[YOUR INSTRUCTIONS]
All records must be quoted exactly. Omit the pictures.

[STORED DATA]
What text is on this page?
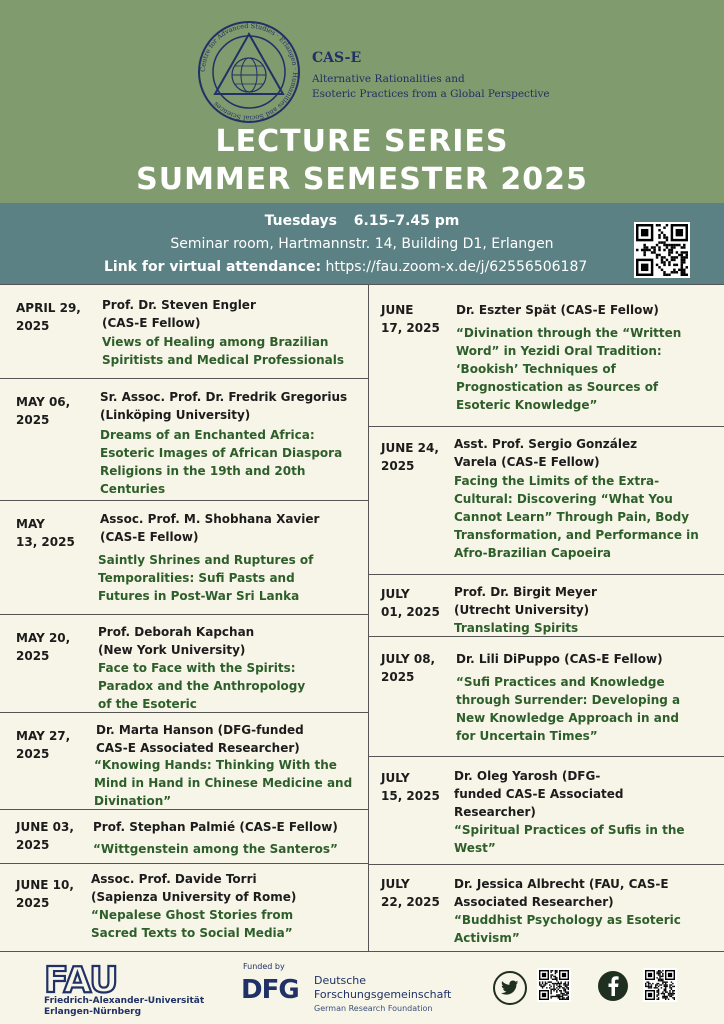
Centre for Advanced Studies · Erlangen · Humanities and Social Sciences
CAS-E
Alternative Rationalities and
Esoteric Practices from a Global Perspective
LECTURE SERIES
SUMMER SEMESTER 2025
Tuesdays 6.15–7.45 pm
Seminar room, Hartmannstr. 14, Building D1, Erlangen
Link for virtual attendance: https://fau.zoom-x.de/j/62556506187
APRIL 29,
2025
Prof. Dr. Steven Engler
(CAS-E Fellow)
Views of Healing among Brazilian
Spiritists and Medical Professionals
MAY 06,
2025
Sr. Assoc. Prof. Dr. Fredrik Gregorius
(Linköping University)
Dreams of an Enchanted Africa:
Esoteric Images of African Diaspora
Religions in the 19th and 20th
Centuries
MAY
13, 2025
Assoc. Prof. M. Shobhana Xavier
(CAS-E Fellow)
Saintly Shrines and Ruptures of
Temporalities: Sufi Pasts and
Futures in Post-War Sri Lanka
MAY 20,
2025
Prof. Deborah Kapchan
(New York University)
Face to Face with the Spirits:
Paradox and the Anthropology
of the Esoteric
MAY 27,
2025
Dr. Marta Hanson (DFG-funded
CAS-E Associated Researcher)
“Knowing Hands: Thinking With the
Mind in Hand in Chinese Medicine and
Divination”
JUNE 03,
2025
Prof. Stephan Palmié (CAS-E Fellow)
“Wittgenstein among the Santeros”
JUNE 10,
2025
Assoc. Prof. Davide Torri
(Sapienza University of Rome)
“Nepalese Ghost Stories from
Sacred Texts to Social Media”
JUNE
17, 2025
Dr. Eszter Spät (CAS-E Fellow)
“Divination through the “Written
Word” in Yezidi Oral Tradition:
‘Bookish’ Techniques of
Prognostication as Sources of
Esoteric Knowledge”
JUNE 24,
2025
Asst. Prof. Sergio González
Varela (CAS-E Fellow)
Facing the Limits of the Extra-
Cultural: Discovering “What You
Cannot Learn” Through Pain, Body
Transformation, and Performance in
Afro-Brazilian Capoeira
JULY
01, 2025
Prof. Dr. Birgit Meyer
(Utrecht University)
Translating Spirits
JULY 08,
2025
Dr. Lili DiPuppo (CAS-E Fellow)
“Sufi Practices and Knowledge
through Surrender: Developing a
New Knowledge Approach in and
for Uncertain Times”
JULY
15, 2025
Dr. Oleg Yarosh (DFG-
funded CAS-E Associated
Researcher)
“Spiritual Practices of Sufis in the
West”
JULY
22, 2025
Dr. Jessica Albrecht (FAU, CAS-E
Associated Researcher)
“Buddhist Psychology as Esoteric
Activism”
FAU
Friedrich-Alexander-Universität
Erlangen-Nürnberg
Funded by
DFG Deutsche
Forschungsgemeinschaft
German Research Foundation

[ANSWER IN FULL]
What text is on this page?
Centre for Advanced Studies · Erlangen · Humanities and Social Sciences
CAS-E
Alternative Rationalities and
Esoteric Practices from a Global Perspective
LECTURE SERIES
SUMMER SEMESTER 2025
Tuesdays 6.15–7.45 pm
Seminar room, Hartmannstr. 14, Building D1, Erlangen
Link for virtual attendance: https://fau.zoom-x.de/j/62556506187
APRIL 29,
2025
Prof. Dr. Steven Engler
(CAS-E Fellow)
Views of Healing among Brazilian
Spiritists and Medical Professionals
MAY 06,
2025
Sr. Assoc. Prof. Dr. Fredrik Gregorius
(Linköping University)
Dreams of an Enchanted Africa:
Esoteric Images of African Diaspora
Religions in the 19th and 20th
Centuries
MAY
13, 2025
Assoc. Prof. M. Shobhana Xavier
(CAS-E Fellow)
Saintly Shrines and Ruptures of
Temporalities: Sufi Pasts and
Futures in Post-War Sri Lanka
MAY 20,
2025
Prof. Deborah Kapchan
(New York University)
Face to Face with the Spirits:
Paradox and the Anthropology
of the Esoteric
MAY 27,
2025
Dr. Marta Hanson (DFG-funded
CAS-E Associated Researcher)
“Knowing Hands: Thinking With the
Mind in Hand in Chinese Medicine and
Divination”
JUNE 03,
2025
Prof. Stephan Palmié (CAS-E Fellow)
“Wittgenstein among the Santeros”
JUNE 10,
2025
Assoc. Prof. Davide Torri
(Sapienza University of Rome)
“Nepalese Ghost Stories from
Sacred Texts to Social Media”
JUNE
17, 2025
Dr. Eszter Spät (CAS-E Fellow)
“Divination through the “Written
Word” in Yezidi Oral Tradition:
‘Bookish’ Techniques of
Prognostication as Sources of
Esoteric Knowledge”
JUNE 24,
2025
Asst. Prof. Sergio González
Varela (CAS-E Fellow)
Facing the Limits of the Extra-
Cultural: Discovering “What You
Cannot Learn” Through Pain, Body
Transformation, and Performance in
Afro-Brazilian Capoeira
JULY
01, 2025
Prof. Dr. Birgit Meyer
(Utrecht University)
Translating Spirits
JULY 08,
2025
Dr. Lili DiPuppo (CAS-E Fellow)
“Sufi Practices and Knowledge
through Surrender: Developing a
New Knowledge Approach in and
for Uncertain Times”
JULY
15, 2025
Dr. Oleg Yarosh (DFG-
funded CAS-E Associated
Researcher)
“Spiritual Practices of Sufis in the
West”
JULY
22, 2025
Dr. Jessica Albrecht (FAU, CAS-E
Associated Researcher)
“Buddhist Psychology as Esoteric
Activism”
FAU
Friedrich-Alexander-Universität
Erlangen-Nürnberg
Funded by
DFG Deutsche
Forschungsgemeinschaft
German Research Foundation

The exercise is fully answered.